REQUIREMENTS >>
In every one of the records below, swap "x-offset-label" for "x-axis-offset" and repeat the lines with nothing else changed, leaving out the pictures.

DATASET EXTRACT >>

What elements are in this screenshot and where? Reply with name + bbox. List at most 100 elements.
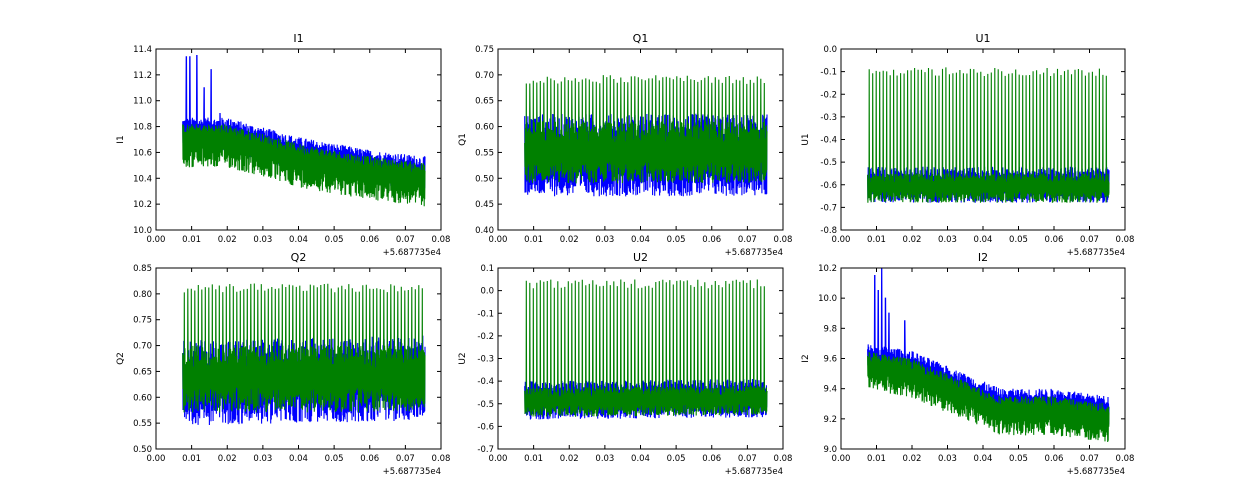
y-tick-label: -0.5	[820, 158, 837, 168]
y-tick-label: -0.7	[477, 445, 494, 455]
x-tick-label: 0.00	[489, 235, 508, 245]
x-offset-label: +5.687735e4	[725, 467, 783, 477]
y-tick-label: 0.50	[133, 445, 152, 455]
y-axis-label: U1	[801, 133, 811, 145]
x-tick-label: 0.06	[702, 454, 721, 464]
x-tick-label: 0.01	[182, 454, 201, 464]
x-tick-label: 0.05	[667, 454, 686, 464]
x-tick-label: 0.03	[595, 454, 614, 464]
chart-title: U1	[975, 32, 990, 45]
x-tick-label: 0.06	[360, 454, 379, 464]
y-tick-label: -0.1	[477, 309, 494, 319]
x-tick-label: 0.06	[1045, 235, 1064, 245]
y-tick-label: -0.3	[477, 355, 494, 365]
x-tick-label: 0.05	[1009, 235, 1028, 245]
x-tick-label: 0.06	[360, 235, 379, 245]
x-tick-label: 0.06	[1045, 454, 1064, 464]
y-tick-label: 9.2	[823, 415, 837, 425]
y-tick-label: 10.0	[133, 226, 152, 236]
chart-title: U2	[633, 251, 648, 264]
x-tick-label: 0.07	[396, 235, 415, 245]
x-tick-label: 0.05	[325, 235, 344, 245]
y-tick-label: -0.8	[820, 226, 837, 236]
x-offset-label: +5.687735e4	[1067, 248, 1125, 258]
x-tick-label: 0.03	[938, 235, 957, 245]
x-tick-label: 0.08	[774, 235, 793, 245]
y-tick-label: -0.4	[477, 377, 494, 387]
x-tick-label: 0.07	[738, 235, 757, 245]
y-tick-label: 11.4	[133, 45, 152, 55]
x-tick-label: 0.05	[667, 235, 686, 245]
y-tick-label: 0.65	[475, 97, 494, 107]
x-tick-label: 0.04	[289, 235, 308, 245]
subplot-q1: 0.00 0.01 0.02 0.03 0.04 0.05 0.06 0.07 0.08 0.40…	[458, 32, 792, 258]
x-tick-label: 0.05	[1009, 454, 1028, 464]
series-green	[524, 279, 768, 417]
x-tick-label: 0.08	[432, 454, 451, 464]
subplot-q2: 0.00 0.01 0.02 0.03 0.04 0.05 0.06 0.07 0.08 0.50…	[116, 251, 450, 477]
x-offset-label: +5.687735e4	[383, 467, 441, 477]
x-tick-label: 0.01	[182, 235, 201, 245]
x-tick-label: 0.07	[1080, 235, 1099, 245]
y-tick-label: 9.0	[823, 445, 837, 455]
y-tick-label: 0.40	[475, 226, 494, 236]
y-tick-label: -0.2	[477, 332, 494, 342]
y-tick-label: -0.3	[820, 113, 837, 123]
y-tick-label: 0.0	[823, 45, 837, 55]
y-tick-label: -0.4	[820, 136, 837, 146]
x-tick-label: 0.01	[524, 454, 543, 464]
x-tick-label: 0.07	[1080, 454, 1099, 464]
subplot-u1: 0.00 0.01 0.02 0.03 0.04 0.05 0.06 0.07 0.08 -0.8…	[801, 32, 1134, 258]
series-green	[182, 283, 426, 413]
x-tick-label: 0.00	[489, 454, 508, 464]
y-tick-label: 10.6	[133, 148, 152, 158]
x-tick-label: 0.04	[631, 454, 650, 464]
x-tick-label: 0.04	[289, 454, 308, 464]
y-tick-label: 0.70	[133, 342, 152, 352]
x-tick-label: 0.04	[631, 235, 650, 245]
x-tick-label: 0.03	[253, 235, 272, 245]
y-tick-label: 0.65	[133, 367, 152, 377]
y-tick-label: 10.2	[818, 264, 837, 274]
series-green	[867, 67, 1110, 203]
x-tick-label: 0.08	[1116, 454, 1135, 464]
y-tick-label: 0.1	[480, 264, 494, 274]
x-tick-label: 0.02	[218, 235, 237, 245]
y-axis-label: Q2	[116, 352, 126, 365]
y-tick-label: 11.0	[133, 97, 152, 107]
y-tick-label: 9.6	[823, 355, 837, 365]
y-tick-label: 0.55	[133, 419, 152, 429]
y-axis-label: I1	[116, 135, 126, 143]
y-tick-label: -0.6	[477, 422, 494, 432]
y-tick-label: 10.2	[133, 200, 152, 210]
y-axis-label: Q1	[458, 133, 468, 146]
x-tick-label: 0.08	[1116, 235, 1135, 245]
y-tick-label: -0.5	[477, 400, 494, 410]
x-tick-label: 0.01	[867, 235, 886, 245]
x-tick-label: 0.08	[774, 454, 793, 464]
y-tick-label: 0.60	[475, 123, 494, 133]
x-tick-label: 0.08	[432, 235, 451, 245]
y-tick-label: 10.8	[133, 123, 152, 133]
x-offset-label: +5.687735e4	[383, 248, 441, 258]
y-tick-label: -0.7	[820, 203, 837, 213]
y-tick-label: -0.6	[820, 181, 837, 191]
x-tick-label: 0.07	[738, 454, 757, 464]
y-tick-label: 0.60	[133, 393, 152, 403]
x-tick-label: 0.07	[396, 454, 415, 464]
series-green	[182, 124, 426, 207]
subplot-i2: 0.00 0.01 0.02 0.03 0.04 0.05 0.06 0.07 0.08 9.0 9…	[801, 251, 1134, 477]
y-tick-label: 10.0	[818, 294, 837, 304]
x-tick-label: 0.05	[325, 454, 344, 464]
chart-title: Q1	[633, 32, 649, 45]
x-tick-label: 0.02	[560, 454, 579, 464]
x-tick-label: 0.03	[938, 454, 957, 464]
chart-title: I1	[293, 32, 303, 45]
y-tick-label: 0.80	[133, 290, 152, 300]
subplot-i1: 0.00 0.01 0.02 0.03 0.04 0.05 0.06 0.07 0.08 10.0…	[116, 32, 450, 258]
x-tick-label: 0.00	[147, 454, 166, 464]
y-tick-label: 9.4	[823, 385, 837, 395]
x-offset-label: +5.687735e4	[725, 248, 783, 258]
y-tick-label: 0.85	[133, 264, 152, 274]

SOLUTION TO THIS EXERCISE >>
What elements are in this screenshot and where? Reply with name + bbox. List at most 100 elements.
y-tick-label: -0.5	[820, 158, 837, 168]
y-tick-label: -0.7	[477, 445, 494, 455]
x-tick-label: 0.00	[489, 235, 508, 245]
x-axis-offset: +5.687735e4	[725, 467, 783, 477]
y-tick-label: 0.50	[133, 445, 152, 455]
y-axis-label: U1	[801, 133, 811, 145]
x-tick-label: 0.06	[702, 454, 721, 464]
x-tick-label: 0.01	[182, 454, 201, 464]
x-tick-label: 0.05	[667, 454, 686, 464]
x-tick-label: 0.03	[595, 454, 614, 464]
chart-title: U1	[975, 32, 990, 45]
x-tick-label: 0.06	[360, 454, 379, 464]
y-tick-label: -0.1	[477, 309, 494, 319]
x-tick-label: 0.06	[1045, 235, 1064, 245]
y-tick-label: -0.3	[477, 355, 494, 365]
x-tick-label: 0.05	[1009, 235, 1028, 245]
x-tick-label: 0.06	[360, 235, 379, 245]
x-tick-label: 0.06	[1045, 454, 1064, 464]
y-tick-label: 9.2	[823, 415, 837, 425]
y-tick-label: 10.0	[133, 226, 152, 236]
chart-title: U2	[633, 251, 648, 264]
x-tick-label: 0.07	[396, 235, 415, 245]
x-tick-label: 0.05	[325, 235, 344, 245]
y-tick-label: -0.8	[820, 226, 837, 236]
x-axis-offset: +5.687735e4	[1067, 248, 1125, 258]
x-tick-label: 0.03	[938, 235, 957, 245]
x-tick-label: 0.08	[774, 235, 793, 245]
y-tick-label: -0.4	[477, 377, 494, 387]
x-tick-label: 0.07	[738, 235, 757, 245]
y-tick-label: 11.4	[133, 45, 152, 55]
x-tick-label: 0.05	[667, 235, 686, 245]
y-tick-label: 0.65	[475, 97, 494, 107]
x-tick-label: 0.04	[289, 235, 308, 245]
subplot-q1: 0.00 0.01 0.02 0.03 0.04 0.05 0.06 0.07 0.08 0.40…	[458, 32, 792, 258]
x-tick-label: 0.05	[1009, 454, 1028, 464]
series-green	[524, 279, 768, 417]
x-tick-label: 0.08	[432, 454, 451, 464]
subplot-q2: 0.00 0.01 0.02 0.03 0.04 0.05 0.06 0.07 0.08 0.50…	[116, 251, 450, 477]
x-axis-offset: +5.687735e4	[383, 467, 441, 477]
x-tick-label: 0.01	[182, 235, 201, 245]
x-tick-label: 0.07	[1080, 235, 1099, 245]
y-tick-label: 9.0	[823, 445, 837, 455]
y-tick-label: 0.40	[475, 226, 494, 236]
y-tick-label: -0.2	[477, 332, 494, 342]
y-tick-label: -0.3	[820, 113, 837, 123]
y-tick-label: 0.0	[823, 45, 837, 55]
y-tick-label: -0.4	[820, 136, 837, 146]
x-tick-label: 0.01	[524, 454, 543, 464]
x-tick-label: 0.07	[1080, 454, 1099, 464]
subplot-u1: 0.00 0.01 0.02 0.03 0.04 0.05 0.06 0.07 0.08 -0.8…	[801, 32, 1134, 258]
series-green	[182, 283, 426, 413]
x-tick-label: 0.00	[489, 454, 508, 464]
y-tick-label: 10.6	[133, 148, 152, 158]
x-tick-label: 0.04	[631, 454, 650, 464]
x-tick-label: 0.04	[289, 454, 308, 464]
y-tick-label: 0.70	[133, 342, 152, 352]
x-tick-label: 0.04	[631, 235, 650, 245]
x-tick-label: 0.03	[253, 235, 272, 245]
y-tick-label: 0.65	[133, 367, 152, 377]
y-tick-label: 10.2	[818, 264, 837, 274]
series-green	[867, 67, 1110, 203]
x-tick-label: 0.08	[1116, 454, 1135, 464]
y-tick-label: 0.1	[480, 264, 494, 274]
x-tick-label: 0.02	[218, 235, 237, 245]
y-axis-label: Q2	[116, 352, 126, 365]
y-tick-label: 11.0	[133, 97, 152, 107]
y-tick-label: 9.6	[823, 355, 837, 365]
y-tick-label: 0.55	[133, 419, 152, 429]
y-axis-label: I1	[116, 135, 126, 143]
y-tick-label: -0.6	[477, 422, 494, 432]
y-tick-label: 10.2	[133, 200, 152, 210]
y-axis-label: Q1	[458, 133, 468, 146]
x-tick-label: 0.08	[1116, 235, 1135, 245]
y-tick-label: -0.5	[477, 400, 494, 410]
x-tick-label: 0.01	[867, 235, 886, 245]
x-tick-label: 0.08	[774, 454, 793, 464]
y-tick-label: 0.60	[475, 123, 494, 133]
x-tick-label: 0.08	[432, 235, 451, 245]
y-tick-label: 10.8	[133, 123, 152, 133]
x-axis-offset: +5.687735e4	[383, 248, 441, 258]
y-tick-label: -0.7	[820, 203, 837, 213]
y-tick-label: -0.6	[820, 181, 837, 191]
x-tick-label: 0.07	[738, 454, 757, 464]
y-tick-label: 0.60	[133, 393, 152, 403]
x-tick-label: 0.07	[396, 454, 415, 464]
series-green	[182, 124, 426, 207]
subplot-i2: 0.00 0.01 0.02 0.03 0.04 0.05 0.06 0.07 0.08 9.0 9…	[801, 251, 1134, 477]
y-tick-label: 10.0	[818, 294, 837, 304]
x-tick-label: 0.05	[325, 454, 344, 464]
chart-title: Q1	[633, 32, 649, 45]
x-tick-label: 0.02	[560, 454, 579, 464]
x-tick-label: 0.03	[938, 454, 957, 464]
chart-title: I1	[293, 32, 303, 45]
y-tick-label: 0.80	[133, 290, 152, 300]
subplot-i1: 0.00 0.01 0.02 0.03 0.04 0.05 0.06 0.07 0.08 10.0…	[116, 32, 450, 258]
x-tick-label: 0.00	[147, 454, 166, 464]
y-tick-label: 9.4	[823, 385, 837, 395]
x-axis-offset: +5.687735e4	[725, 248, 783, 258]
y-tick-label: 0.85	[133, 264, 152, 274]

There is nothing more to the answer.